# SHORT TASK
Reproduce verbatim the lines of the records from the line with "folder-icon xyxy=(68,375,84,391)" to the line with "project-label: MVC5_Scaffolding xyxy=(56,26,163,40)".

# GIVEN RECORDS
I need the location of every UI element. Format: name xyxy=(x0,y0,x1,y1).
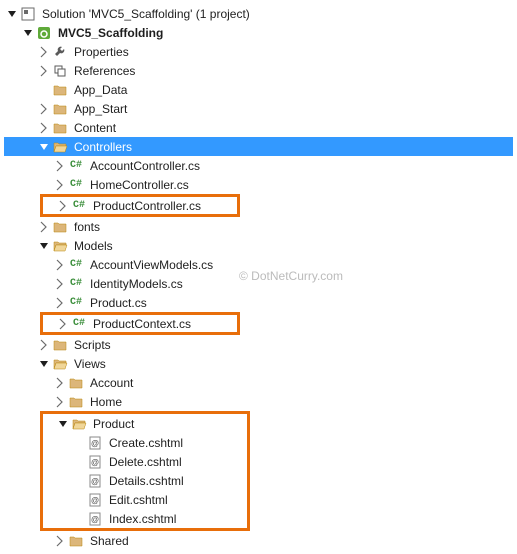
folder-icon xyxy=(68,375,84,391)
properties-node[interactable]: Properties xyxy=(4,42,513,61)
folder-views-home[interactable]: Home xyxy=(4,392,513,411)
file-product-context[interactable]: C# ProductContext.cs xyxy=(43,315,237,332)
folder-icon xyxy=(68,533,84,549)
expand-icon[interactable] xyxy=(36,120,52,136)
expand-icon[interactable] xyxy=(55,316,71,332)
file-index-cshtml[interactable]: Index.cshtml xyxy=(43,509,247,528)
folder-controllers[interactable]: Controllers xyxy=(4,137,513,156)
folder-open-icon xyxy=(52,139,68,155)
expand-icon[interactable] xyxy=(36,139,52,155)
folder-fonts[interactable]: fonts xyxy=(4,217,513,236)
expand-icon[interactable] xyxy=(52,295,68,311)
expand-icon[interactable] xyxy=(36,63,52,79)
folder-content[interactable]: Content xyxy=(4,118,513,137)
folder-views-product[interactable]: Product xyxy=(43,414,247,433)
expand-icon[interactable] xyxy=(55,416,71,432)
csharp-icon: C# xyxy=(68,158,84,174)
expand-icon[interactable] xyxy=(52,533,68,549)
folder-views-account[interactable]: Account xyxy=(4,373,513,392)
folder-models[interactable]: Models xyxy=(4,236,513,255)
csharp-icon: C# xyxy=(71,198,87,214)
file-details-cshtml[interactable]: Details.cshtml xyxy=(43,471,247,490)
project-icon xyxy=(36,25,52,41)
folder-open-icon xyxy=(52,356,68,372)
folder-icon xyxy=(52,82,68,98)
solution-icon xyxy=(20,6,36,22)
project-label: MVC5_Scaffolding xyxy=(56,26,163,40)
references-node[interactable]: References xyxy=(4,61,513,80)
cshtml-icon xyxy=(87,492,103,508)
file-product[interactable]: C# Product.cs xyxy=(4,293,513,312)
wrench-icon xyxy=(52,44,68,60)
file-account-controller[interactable]: C# AccountController.cs xyxy=(4,156,513,175)
folder-icon xyxy=(68,394,84,410)
folder-icon xyxy=(52,101,68,117)
folder-views-shared[interactable]: Shared xyxy=(4,531,513,550)
folder-scripts[interactable]: Scripts xyxy=(4,335,513,354)
solution-label: Solution 'MVC5_Scaffolding' (1 project) xyxy=(40,7,250,21)
expand-icon[interactable] xyxy=(55,198,71,214)
expand-icon[interactable] xyxy=(52,375,68,391)
solution-node[interactable]: Solution 'MVC5_Scaffolding' (1 project) xyxy=(4,4,513,23)
csharp-icon: C# xyxy=(68,276,84,292)
expand-icon[interactable] xyxy=(36,356,52,372)
expand-icon[interactable] xyxy=(36,44,52,60)
expand-icon[interactable] xyxy=(4,6,20,22)
expand-icon[interactable] xyxy=(52,177,68,193)
solution-explorer-tree: Solution 'MVC5_Scaffolding' (1 project) … xyxy=(4,4,513,550)
folder-icon xyxy=(52,219,68,235)
expand-icon[interactable] xyxy=(36,238,52,254)
csharp-icon: C# xyxy=(68,295,84,311)
file-home-controller[interactable]: C# HomeController.cs xyxy=(4,175,513,194)
csharp-icon: C# xyxy=(71,316,87,332)
cshtml-icon xyxy=(87,473,103,489)
folder-appstart[interactable]: App_Start xyxy=(4,99,513,118)
folder-views[interactable]: Views xyxy=(4,354,513,373)
file-identity-models[interactable]: C# IdentityModels.cs © DotNetCurry.com xyxy=(4,274,513,293)
expand-icon[interactable] xyxy=(52,257,68,273)
references-icon xyxy=(52,63,68,79)
expand-icon[interactable] xyxy=(20,25,36,41)
folder-appdata[interactable]: App_Data xyxy=(4,80,513,99)
folder-icon xyxy=(52,120,68,136)
file-account-view-models[interactable]: C# AccountViewModels.cs xyxy=(4,255,513,274)
expand-icon[interactable] xyxy=(36,219,52,235)
csharp-icon: C# xyxy=(68,257,84,273)
file-create-cshtml[interactable]: Create.cshtml xyxy=(43,433,247,452)
cshtml-icon xyxy=(87,435,103,451)
expand-icon[interactable] xyxy=(52,158,68,174)
project-node[interactable]: MVC5_Scaffolding xyxy=(4,23,513,42)
folder-open-icon xyxy=(71,416,87,432)
file-edit-cshtml[interactable]: Edit.cshtml xyxy=(43,490,247,509)
expand-icon[interactable] xyxy=(52,276,68,292)
file-product-controller[interactable]: C# ProductController.cs xyxy=(43,197,237,214)
folder-open-icon xyxy=(52,238,68,254)
file-delete-cshtml[interactable]: Delete.cshtml xyxy=(43,452,247,471)
folder-icon xyxy=(52,337,68,353)
expand-icon[interactable] xyxy=(36,101,52,117)
cshtml-icon xyxy=(87,454,103,470)
expand-icon[interactable] xyxy=(52,394,68,410)
cshtml-icon xyxy=(87,511,103,527)
csharp-icon: C# xyxy=(68,177,84,193)
expand-icon[interactable] xyxy=(36,337,52,353)
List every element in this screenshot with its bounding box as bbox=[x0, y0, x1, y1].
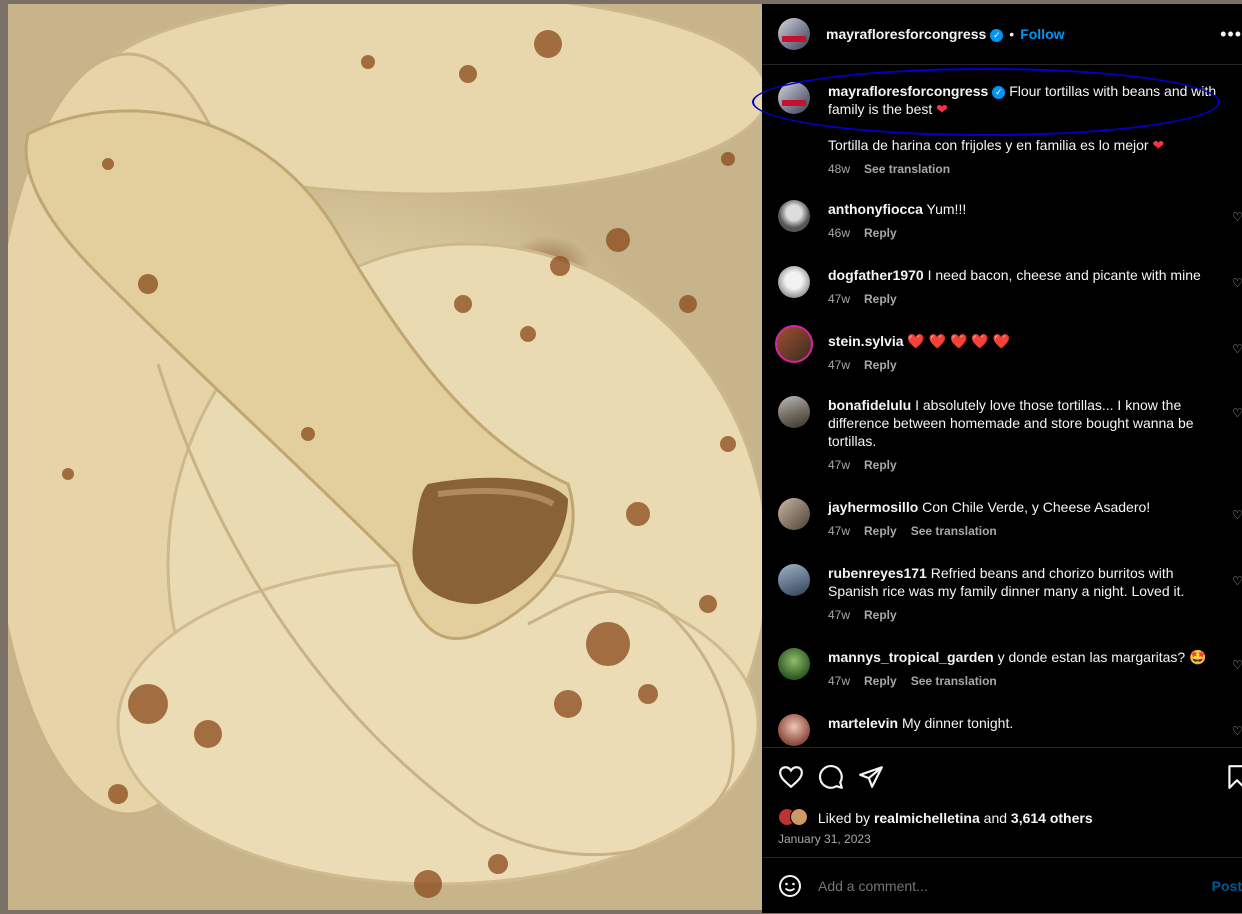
comment-meta: 47w Reply bbox=[828, 456, 1220, 474]
comment-like-heart-icon[interactable]: ♡ bbox=[1232, 342, 1242, 356]
comment-body: anthonyfiocca Yum!!! 46w Reply bbox=[828, 200, 1220, 242]
separator-dot: • bbox=[1009, 26, 1015, 42]
reply-link[interactable]: Reply bbox=[864, 674, 897, 688]
liked-by-and: and bbox=[983, 810, 1008, 826]
reply-link[interactable]: Reply bbox=[864, 358, 897, 372]
heart-icon[interactable] bbox=[778, 764, 804, 790]
commenter-avatar[interactable] bbox=[778, 266, 810, 298]
reply-link[interactable]: Reply bbox=[864, 458, 897, 472]
comment-meta: 47w Reply bbox=[828, 606, 1220, 624]
bookmark-icon[interactable] bbox=[1224, 764, 1242, 790]
post-header: mayrafloresforcongress ✓ • Follow ••• bbox=[762, 4, 1242, 65]
paper-plane-icon[interactable] bbox=[858, 764, 884, 790]
post-detail-panel: mayrafloresforcongress ✓ • Follow ••• mayra… bbox=[752, 4, 1242, 914]
comment-body: stein.sylvia ❤️ ❤️ ❤️ ❤️ ❤️ 47w Reply bbox=[828, 332, 1220, 374]
comment-username[interactable]: stein.sylvia bbox=[828, 333, 904, 349]
comment-text: My dinner tonight. bbox=[901, 715, 1014, 731]
caption-time: 48w bbox=[828, 162, 851, 176]
comment-like-heart-icon[interactable]: ♡ bbox=[1232, 574, 1242, 588]
author-username[interactable]: mayrafloresforcongress bbox=[826, 26, 986, 42]
more-options-icon[interactable]: ••• bbox=[1220, 24, 1242, 45]
comment-body: martelevin My dinner tonight. bbox=[828, 714, 1220, 732]
commenter-avatar[interactable] bbox=[778, 498, 810, 530]
caption-username[interactable]: mayrafloresforcongress bbox=[828, 83, 988, 99]
liked-by-user[interactable]: realmichelletina bbox=[874, 810, 980, 826]
comment-username[interactable]: jayhermosillo bbox=[828, 499, 918, 515]
comment-body: bonafidelulu I absolutely love those tor… bbox=[828, 396, 1220, 474]
liked-by-prefix: Liked by bbox=[817, 810, 871, 826]
comment-time: 47w bbox=[828, 608, 851, 622]
comment-like-heart-icon[interactable]: ♡ bbox=[1232, 210, 1242, 224]
comment-body: mannys_tropical_garden y donde estan las… bbox=[828, 648, 1220, 690]
reply-link[interactable]: Reply bbox=[864, 292, 897, 306]
follow-button[interactable]: Follow bbox=[1020, 26, 1064, 42]
comment-meta: 47w Reply See translation bbox=[828, 522, 1220, 540]
comment-text: Yum!!! bbox=[926, 201, 967, 217]
see-translation-link[interactable]: See translation bbox=[864, 162, 950, 176]
author-line: mayrafloresforcongress ✓ • Follow bbox=[826, 26, 1065, 44]
comment-like-heart-icon[interactable]: ♡ bbox=[1232, 508, 1242, 522]
commenter-avatar[interactable] bbox=[778, 648, 810, 680]
reply-link[interactable]: Reply bbox=[864, 226, 897, 240]
comment-meta: 46w Reply bbox=[828, 224, 1220, 242]
commenter-avatar[interactable] bbox=[778, 200, 810, 232]
comment-meta: 47w Reply See translation bbox=[828, 672, 1220, 690]
comment-text: y donde estan las margaritas? 🤩 bbox=[997, 649, 1207, 665]
verified-badge-icon: ✓ bbox=[992, 86, 1006, 99]
post-date: January 31, 2023 bbox=[778, 832, 871, 846]
post-comment-button[interactable]: Post bbox=[1212, 878, 1242, 894]
commenter-avatar[interactable] bbox=[778, 714, 810, 746]
comment-username[interactable]: mannys_tropical_garden bbox=[828, 649, 994, 665]
comment-username[interactable]: martelevin bbox=[828, 715, 898, 731]
red-heart-emoji: ❤ bbox=[936, 101, 948, 117]
comment-like-heart-icon[interactable]: ♡ bbox=[1232, 658, 1242, 672]
comment-body: dogfather1970 I need bacon, cheese and p… bbox=[828, 266, 1220, 308]
comment-like-heart-icon[interactable]: ♡ bbox=[1232, 724, 1242, 738]
comment-body: jayhermosillo Con Chile Verde, y Cheese … bbox=[828, 498, 1220, 540]
post-photo-tortillas[interactable] bbox=[8, 4, 762, 910]
comment-body: rubenreyes171 Refried beans and chorizo … bbox=[828, 564, 1220, 624]
comment-time: 47w bbox=[828, 674, 851, 688]
red-heart-emoji: ❤ bbox=[1152, 137, 1165, 153]
liked-by-line: Liked by realmichelletina and 3,614 othe… bbox=[778, 808, 1093, 826]
see-translation-link[interactable]: See translation bbox=[911, 524, 997, 538]
comment-time: 47w bbox=[828, 292, 851, 306]
emoji-smile-icon[interactable] bbox=[778, 874, 802, 898]
reply-link[interactable]: Reply bbox=[864, 524, 897, 538]
comment-time: 46w bbox=[828, 226, 851, 240]
comment-username[interactable]: anthonyfiocca bbox=[828, 201, 923, 217]
caption-avatar[interactable] bbox=[778, 82, 810, 114]
comment-bubble-icon[interactable] bbox=[818, 764, 844, 790]
comment-text: I need bacon, cheese and picante with mi… bbox=[927, 267, 1201, 283]
add-comment-input[interactable] bbox=[818, 878, 1198, 894]
see-translation-link[interactable]: See translation bbox=[911, 674, 997, 688]
comment-time: 47w bbox=[828, 524, 851, 538]
tortilla-illustration bbox=[8, 4, 762, 898]
reply-link[interactable]: Reply bbox=[864, 608, 897, 622]
comment-username[interactable]: bonafidelulu bbox=[828, 397, 911, 413]
author-avatar[interactable] bbox=[778, 18, 810, 50]
caption-spanish-line: Tortilla de harina con frijoles y en fam… bbox=[828, 136, 1220, 154]
caption-text-block: mayrafloresforcongress ✓ Flour tortillas … bbox=[828, 82, 1220, 178]
comment-meta: 47w Reply bbox=[828, 356, 1220, 374]
comment-text: ❤️ ❤️ ❤️ ❤️ ❤️ bbox=[907, 333, 1011, 349]
post-actions: Liked by realmichelletina and 3,614 othe… bbox=[762, 747, 1242, 858]
liker-avatar[interactable] bbox=[790, 808, 808, 826]
comment-meta: 47w Reply bbox=[828, 290, 1220, 308]
comment-time: 47w bbox=[828, 458, 851, 472]
comment-username[interactable]: rubenreyes171 bbox=[828, 565, 927, 581]
caption-spanish: Tortilla de harina con frijoles y en fam… bbox=[828, 137, 1149, 153]
comment-username[interactable]: dogfather1970 bbox=[828, 267, 924, 283]
comment-like-heart-icon[interactable]: ♡ bbox=[1232, 406, 1242, 420]
caption-meta: 48w See translation bbox=[828, 160, 1220, 178]
commenter-avatar[interactable] bbox=[778, 396, 810, 428]
add-comment-bar: Post bbox=[762, 857, 1242, 914]
verified-badge-icon: ✓ bbox=[990, 29, 1004, 42]
comment-text: Con Chile Verde, y Cheese Asadero! bbox=[922, 499, 1151, 515]
comment-like-heart-icon[interactable]: ♡ bbox=[1232, 276, 1242, 290]
commenter-avatar[interactable] bbox=[778, 564, 810, 596]
commenter-avatar-story-ring[interactable] bbox=[775, 325, 813, 363]
comment-time: 47w bbox=[828, 358, 851, 372]
liked-by-others[interactable]: 3,614 others bbox=[1011, 810, 1093, 826]
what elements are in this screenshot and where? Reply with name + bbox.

# OUTPUT FOR THIS TASK
folder-icon xyxy=(68,375,84,391)
properties-node[interactable]: Properties xyxy=(4,42,513,61)
folder-views-home[interactable]: Home xyxy=(4,392,513,411)
file-product-context[interactable]: C# ProductContext.cs xyxy=(43,315,237,332)
folder-icon xyxy=(68,533,84,549)
expand-icon[interactable] xyxy=(36,120,52,136)
expand-icon[interactable] xyxy=(55,316,71,332)
file-index-cshtml[interactable]: Index.cshtml xyxy=(43,509,247,528)
folder-controllers[interactable]: Controllers xyxy=(4,137,513,156)
folder-open-icon xyxy=(52,139,68,155)
expand-icon[interactable] xyxy=(36,139,52,155)
folder-fonts[interactable]: fonts xyxy=(4,217,513,236)
expand-icon[interactable] xyxy=(52,295,68,311)
expand-icon[interactable] xyxy=(36,63,52,79)
folder-content[interactable]: Content xyxy=(4,118,513,137)
folder-views-product[interactable]: Product xyxy=(43,414,247,433)
expand-icon[interactable] xyxy=(55,416,71,432)
csharp-icon: C# xyxy=(68,158,84,174)
expand-icon[interactable] xyxy=(52,533,68,549)
folder-views-account[interactable]: Account xyxy=(4,373,513,392)
folder-models[interactable]: Models xyxy=(4,236,513,255)
csharp-icon: C# xyxy=(71,198,87,214)
file-details-cshtml[interactable]: Details.cshtml xyxy=(43,471,247,490)
project-icon xyxy=(36,25,52,41)
folder-open-icon xyxy=(52,356,68,372)
folder-icon xyxy=(52,82,68,98)
solution-icon xyxy=(20,6,36,22)
project-label: MVC5_Scaffolding xyxy=(56,26,163,40)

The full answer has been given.